• _Directions for this task_
In the entries below, find every line with "used" and copy it.

• _Material shown_
* BEGIN *

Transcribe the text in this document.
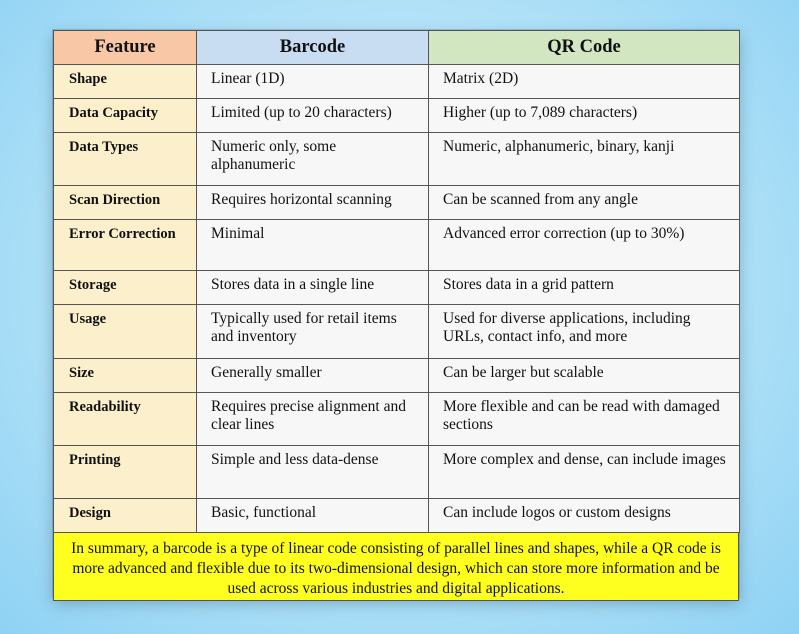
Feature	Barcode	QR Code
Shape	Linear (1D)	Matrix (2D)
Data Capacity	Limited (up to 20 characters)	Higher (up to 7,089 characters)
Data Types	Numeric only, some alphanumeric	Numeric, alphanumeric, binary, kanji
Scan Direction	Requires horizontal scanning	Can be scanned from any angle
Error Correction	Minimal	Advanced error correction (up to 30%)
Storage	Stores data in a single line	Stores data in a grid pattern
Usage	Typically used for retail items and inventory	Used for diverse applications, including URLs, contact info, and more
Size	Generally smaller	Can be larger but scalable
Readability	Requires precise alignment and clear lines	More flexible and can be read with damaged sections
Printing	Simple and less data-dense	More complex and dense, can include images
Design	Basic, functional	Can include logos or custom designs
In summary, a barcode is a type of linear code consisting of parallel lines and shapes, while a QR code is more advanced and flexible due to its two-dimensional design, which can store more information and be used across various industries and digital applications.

* END *
* BEGIN *

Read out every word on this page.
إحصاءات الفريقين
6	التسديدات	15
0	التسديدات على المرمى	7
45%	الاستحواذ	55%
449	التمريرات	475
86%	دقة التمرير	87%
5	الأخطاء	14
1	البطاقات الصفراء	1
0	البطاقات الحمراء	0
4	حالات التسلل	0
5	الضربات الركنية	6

* END *

• _Correct response_
Usage	Typically used for retail items and inventory	Used for diverse applications, including URLs, contact info, and more
In summary, a barcode is a type of linear code consisting of parallel lines and shapes, while a QR code is more advanced and flexible due to its two-dimensional design, which can store more information and be used across various industries and digital applications.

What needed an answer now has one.